>> START

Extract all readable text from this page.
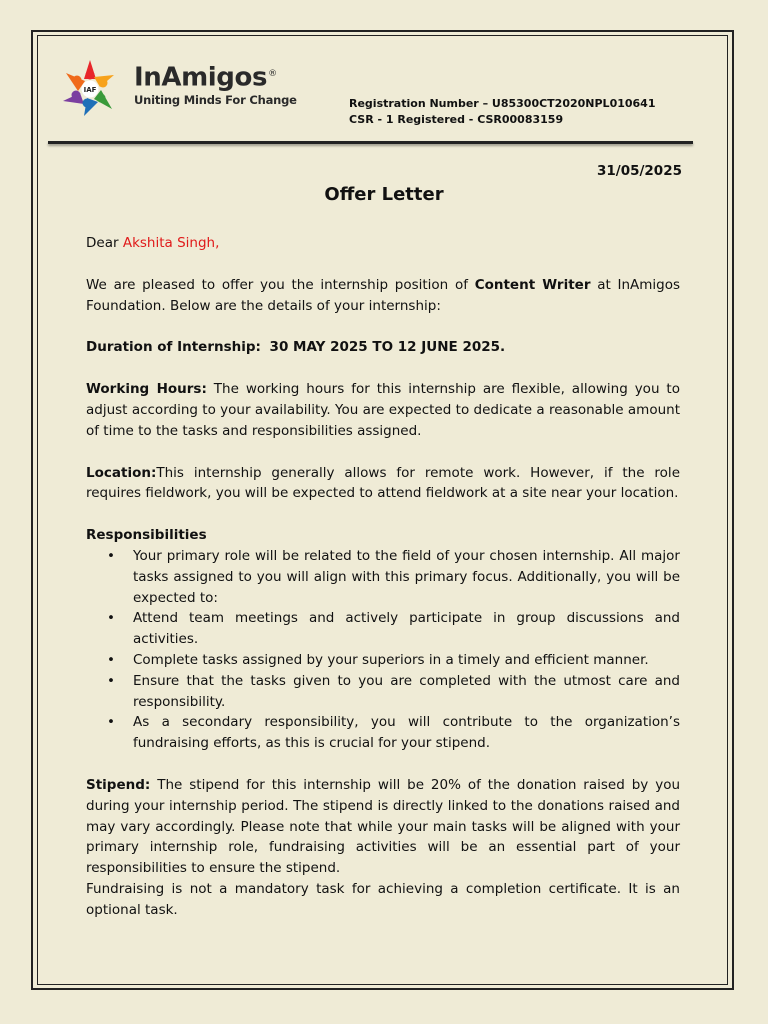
IAF InAmigos®
Uniting Minds For Change	Registration Number – U85300CT2020NPL010641
CSR - 1 Registered - CSR00083159
31/05/2025
Offer Letter

Dear Akshita Singh,

We are pleased to offer you the internship position of Content Writer at InAmigos Foundation. Below are the details of your internship:

Duration of Internship: 30 MAY 2025 TO 12 JUNE 2025.

Working Hours: The working hours for this internship are flexible, allowing you to adjust according to your availability. You are expected to dedicate a reasonable amount of time to the tasks and responsibilities assigned.

Location:This internship generally allows for remote work. However, if the role requires fieldwork, you will be expected to attend fieldwork at a site near your location.

Responsibilities

• Your primary role will be related to the field of your chosen internship. All major tasks assigned to you will align with this primary focus. Additionally, you will be expected to:
• Attend team meetings and actively participate in group discussions and activities.
• Complete tasks assigned by your superiors in a timely and efficient manner.
• Ensure that the tasks given to you are completed with the utmost care and responsibility.
• As a secondary responsibility, you will contribute to the organization’s fundraising efforts, as this is crucial for your stipend.

Stipend: The stipend for this internship will be 20% of the donation raised by you during your internship period. The stipend is directly linked to the donations raised and may vary accordingly. Please note that while your main tasks will be aligned with your primary internship role, fundraising activities will be an essential part of your responsibilities to ensure the stipend.

Fundraising is not a mandatory task for achieving a completion certificate. It is an optional task.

>> END

→ Aim of the task
Search the data above for the string "InAmigos" and return every line that has it.

→ Answer to the exercise
IAF InAmigos®
We are pleased to offer you the internship position of Content Writer at InAmigos Foundation. Below are the details of your internship:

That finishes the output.